REQUIRED WORK: Pick out every line that holds the string "cable" and copy it.

EXCERPTED DATA:

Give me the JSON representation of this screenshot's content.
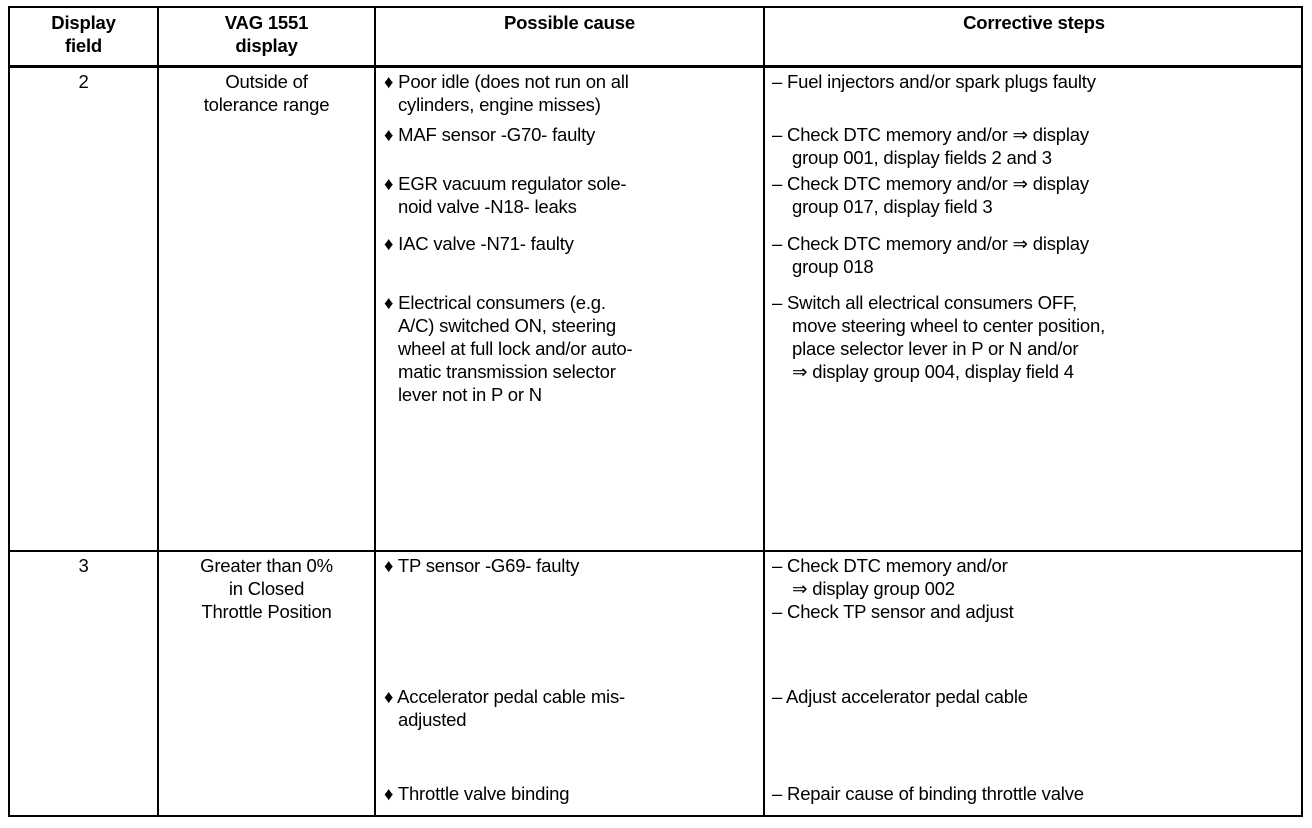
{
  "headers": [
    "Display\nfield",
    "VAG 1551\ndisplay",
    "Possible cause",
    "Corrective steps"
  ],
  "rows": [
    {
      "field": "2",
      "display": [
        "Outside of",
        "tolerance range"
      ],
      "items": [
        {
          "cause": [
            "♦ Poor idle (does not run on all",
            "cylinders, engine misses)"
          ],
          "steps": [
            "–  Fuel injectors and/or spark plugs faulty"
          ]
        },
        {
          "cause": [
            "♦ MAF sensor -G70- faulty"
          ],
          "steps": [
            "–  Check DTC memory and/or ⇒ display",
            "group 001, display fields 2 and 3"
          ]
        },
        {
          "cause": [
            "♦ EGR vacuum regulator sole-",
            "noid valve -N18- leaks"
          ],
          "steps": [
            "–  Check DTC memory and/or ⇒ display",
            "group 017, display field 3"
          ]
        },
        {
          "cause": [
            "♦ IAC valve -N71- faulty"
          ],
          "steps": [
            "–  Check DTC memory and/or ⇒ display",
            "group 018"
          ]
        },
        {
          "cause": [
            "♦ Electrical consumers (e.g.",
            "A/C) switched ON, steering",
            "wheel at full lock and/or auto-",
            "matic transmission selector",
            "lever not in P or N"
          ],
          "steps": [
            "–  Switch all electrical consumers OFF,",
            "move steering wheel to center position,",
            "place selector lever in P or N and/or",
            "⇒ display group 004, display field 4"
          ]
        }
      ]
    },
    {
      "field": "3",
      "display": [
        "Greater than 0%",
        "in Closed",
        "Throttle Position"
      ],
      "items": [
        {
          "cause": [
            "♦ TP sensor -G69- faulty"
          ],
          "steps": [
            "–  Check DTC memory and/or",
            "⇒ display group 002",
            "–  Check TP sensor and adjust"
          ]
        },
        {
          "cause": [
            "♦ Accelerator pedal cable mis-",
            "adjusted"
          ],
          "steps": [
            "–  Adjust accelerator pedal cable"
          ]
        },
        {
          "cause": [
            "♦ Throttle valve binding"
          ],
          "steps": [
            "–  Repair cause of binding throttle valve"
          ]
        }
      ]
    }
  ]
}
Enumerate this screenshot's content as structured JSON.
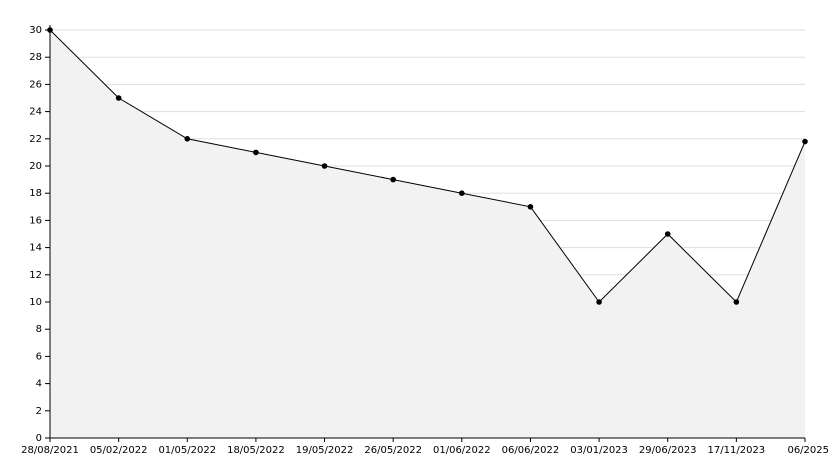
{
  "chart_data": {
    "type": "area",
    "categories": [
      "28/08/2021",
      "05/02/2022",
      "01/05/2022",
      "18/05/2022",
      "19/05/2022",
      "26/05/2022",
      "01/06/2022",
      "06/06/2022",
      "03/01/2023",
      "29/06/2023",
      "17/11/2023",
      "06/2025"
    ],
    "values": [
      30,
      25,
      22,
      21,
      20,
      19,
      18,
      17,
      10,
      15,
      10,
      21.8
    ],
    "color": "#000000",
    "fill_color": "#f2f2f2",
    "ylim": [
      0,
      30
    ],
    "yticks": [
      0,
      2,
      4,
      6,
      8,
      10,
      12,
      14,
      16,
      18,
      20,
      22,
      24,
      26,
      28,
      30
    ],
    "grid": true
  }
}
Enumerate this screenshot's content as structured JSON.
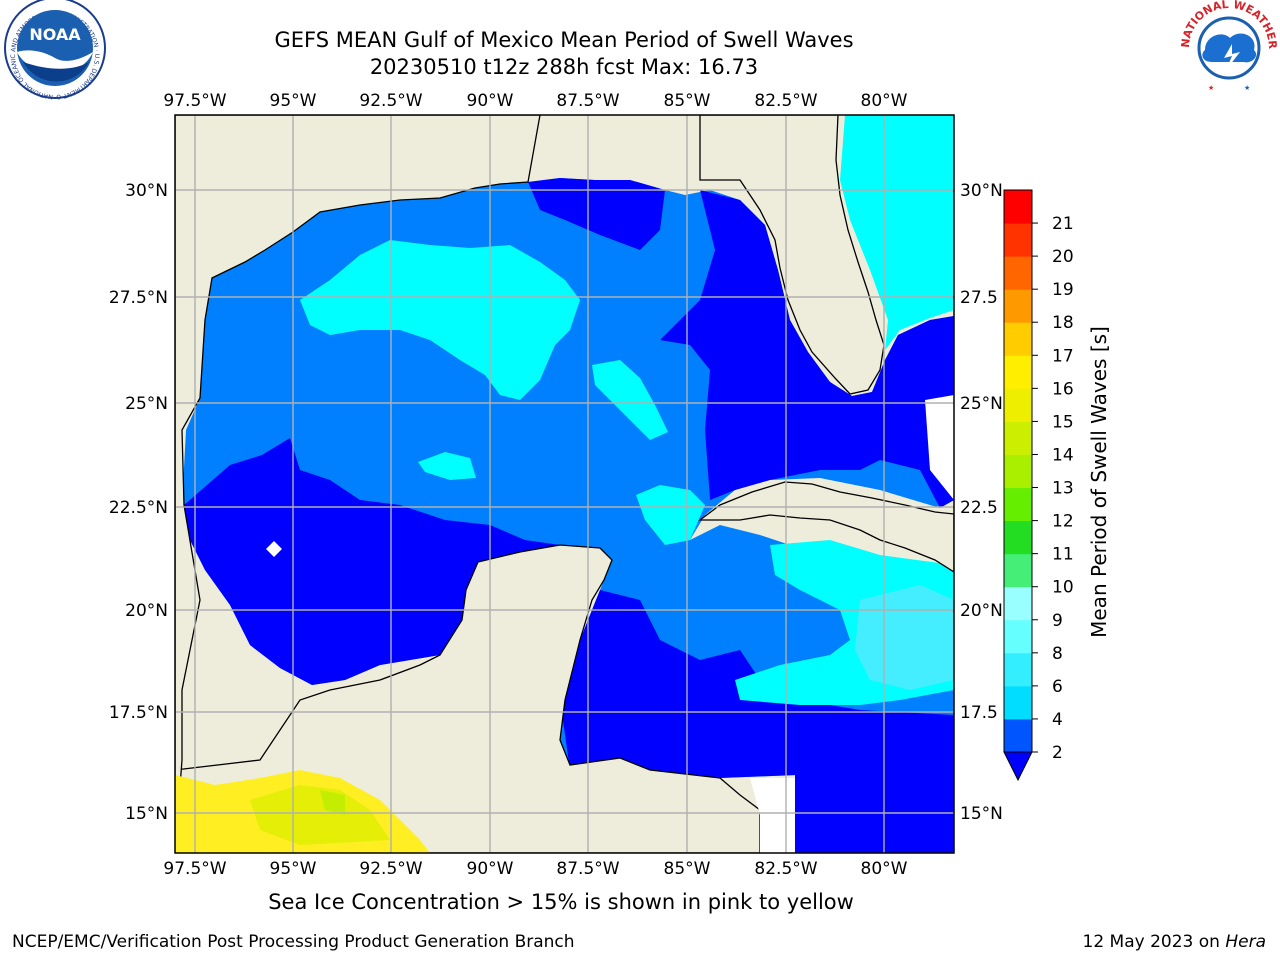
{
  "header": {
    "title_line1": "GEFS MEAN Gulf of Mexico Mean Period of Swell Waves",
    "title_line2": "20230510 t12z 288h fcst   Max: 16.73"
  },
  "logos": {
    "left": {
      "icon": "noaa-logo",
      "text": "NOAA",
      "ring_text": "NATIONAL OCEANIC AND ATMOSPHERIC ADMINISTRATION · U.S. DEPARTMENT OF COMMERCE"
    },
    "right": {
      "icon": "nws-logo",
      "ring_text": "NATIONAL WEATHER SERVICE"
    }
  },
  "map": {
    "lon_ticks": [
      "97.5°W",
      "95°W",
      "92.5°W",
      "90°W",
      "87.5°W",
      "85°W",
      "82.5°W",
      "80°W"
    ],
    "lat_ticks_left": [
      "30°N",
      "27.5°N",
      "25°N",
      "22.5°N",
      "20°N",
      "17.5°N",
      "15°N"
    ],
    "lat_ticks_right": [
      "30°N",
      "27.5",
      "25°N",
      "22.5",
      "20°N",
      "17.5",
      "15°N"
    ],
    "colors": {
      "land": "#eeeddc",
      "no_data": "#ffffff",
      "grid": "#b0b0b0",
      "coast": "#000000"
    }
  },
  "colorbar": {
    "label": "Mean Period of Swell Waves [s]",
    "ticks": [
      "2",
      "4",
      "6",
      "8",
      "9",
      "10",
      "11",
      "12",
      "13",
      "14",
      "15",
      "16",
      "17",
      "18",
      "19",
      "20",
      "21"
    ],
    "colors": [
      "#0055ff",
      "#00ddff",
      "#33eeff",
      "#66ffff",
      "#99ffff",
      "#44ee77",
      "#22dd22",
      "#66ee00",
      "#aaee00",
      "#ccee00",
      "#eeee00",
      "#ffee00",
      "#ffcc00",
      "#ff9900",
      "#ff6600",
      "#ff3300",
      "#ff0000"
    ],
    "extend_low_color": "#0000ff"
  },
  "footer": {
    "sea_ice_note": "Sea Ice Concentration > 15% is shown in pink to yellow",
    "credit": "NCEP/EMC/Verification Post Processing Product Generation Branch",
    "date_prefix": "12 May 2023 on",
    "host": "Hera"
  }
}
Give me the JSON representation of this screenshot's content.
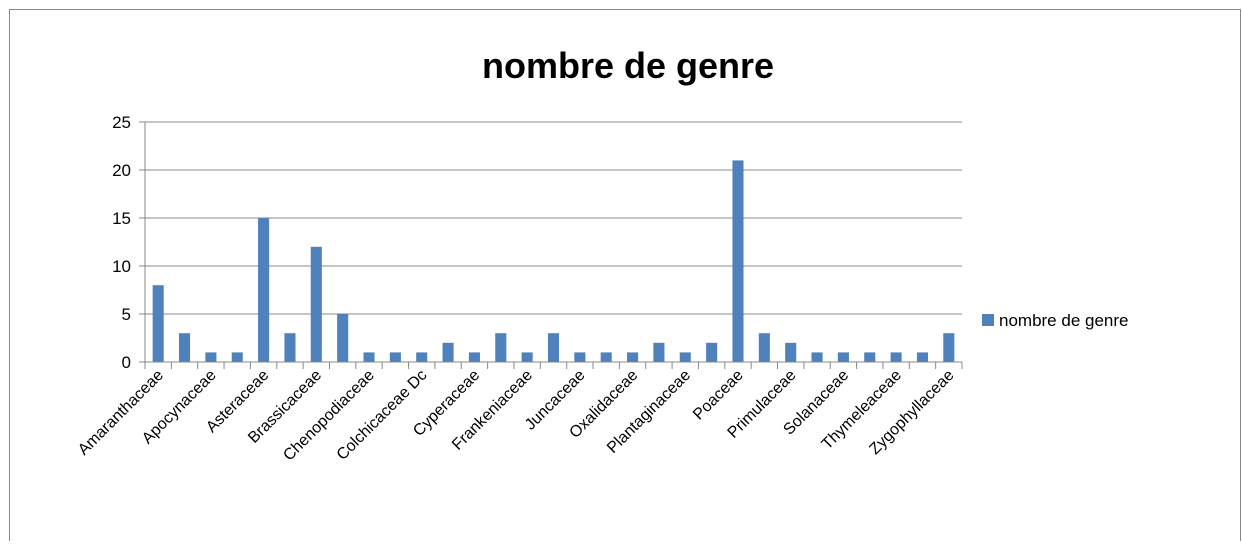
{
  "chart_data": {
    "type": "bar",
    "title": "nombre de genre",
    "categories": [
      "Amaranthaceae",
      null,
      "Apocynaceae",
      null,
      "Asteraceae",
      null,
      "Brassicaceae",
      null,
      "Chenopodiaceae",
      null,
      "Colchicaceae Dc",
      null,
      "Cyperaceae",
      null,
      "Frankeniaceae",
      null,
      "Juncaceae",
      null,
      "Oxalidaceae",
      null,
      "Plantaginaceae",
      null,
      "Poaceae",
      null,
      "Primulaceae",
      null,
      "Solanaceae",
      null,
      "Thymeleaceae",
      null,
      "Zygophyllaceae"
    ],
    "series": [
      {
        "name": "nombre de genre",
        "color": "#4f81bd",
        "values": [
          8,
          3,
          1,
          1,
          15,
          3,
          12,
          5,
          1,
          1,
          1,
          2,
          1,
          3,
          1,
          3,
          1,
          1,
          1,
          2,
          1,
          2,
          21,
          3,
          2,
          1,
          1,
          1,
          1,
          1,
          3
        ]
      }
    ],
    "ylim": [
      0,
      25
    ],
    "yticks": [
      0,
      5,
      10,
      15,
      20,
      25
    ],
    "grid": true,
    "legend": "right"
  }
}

WRITTEN RESPONSE:
            "♦ Accelerator pedal cable mis-",
            "–  Adjust accelerator pedal cable"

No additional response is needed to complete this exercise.